• [Records shown]
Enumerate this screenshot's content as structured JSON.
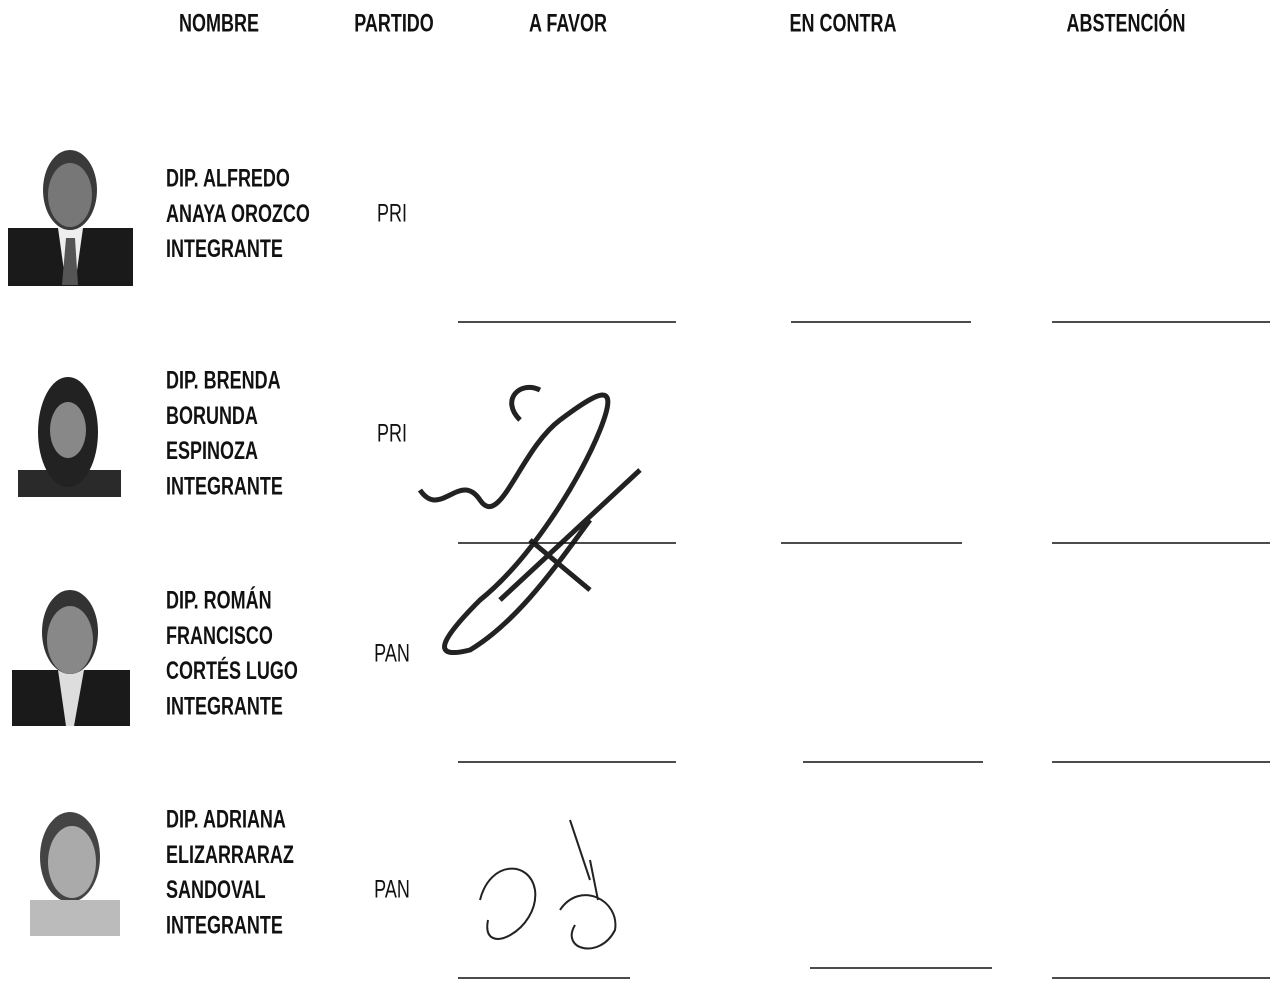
{
  "header": {
    "columns": [
      "NOMBRE",
      "PARTIDO",
      "A FAVOR",
      "EN CONTRA",
      "ABSTENCIÓN"
    ]
  },
  "rows": [
    {
      "name": [
        "DIP. ALFREDO",
        "ANAYA OROZCO",
        "INTEGRANTE"
      ],
      "party": "PRI"
    },
    {
      "name": [
        "DIP.  BRENDA",
        "BORUNDA",
        "ESPINOZA",
        "INTEGRANTE"
      ],
      "party": "PRI"
    },
    {
      "name": [
        "DIP. ROMÁN",
        "FRANCISCO",
        "CORTÉS LUGO",
        "INTEGRANTE"
      ],
      "party": "PAN"
    },
    {
      "name": [
        "DIP. ADRIANA",
        "ELIZARRARAZ",
        "SANDOVAL",
        "INTEGRANTE"
      ],
      "party": "PAN"
    }
  ]
}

• [Exercise] Return all of the entries word for word, but omit the pictures.

• [Response]
Enumerate this screenshot's content as structured JSON.
{
  "header": {
    "columns": [
      "NOMBRE",
      "PARTIDO",
      "A FAVOR",
      "EN CONTRA",
      "ABSTENCIÓN"
    ]
  },
  "rows": [
    {
      "name": [
        "DIP. ALFREDO",
        "ANAYA OROZCO",
        "INTEGRANTE"
      ],
      "party": "PRI"
    },
    {
      "name": [
        "DIP.  BRENDA",
        "BORUNDA",
        "ESPINOZA",
        "INTEGRANTE"
      ],
      "party": "PRI"
    },
    {
      "name": [
        "DIP. ROMÁN",
        "FRANCISCO",
        "CORTÉS LUGO",
        "INTEGRANTE"
      ],
      "party": "PAN"
    },
    {
      "name": [
        "DIP. ADRIANA",
        "ELIZARRARAZ",
        "SANDOVAL",
        "INTEGRANTE"
      ],
      "party": "PAN"
    }
  ]
}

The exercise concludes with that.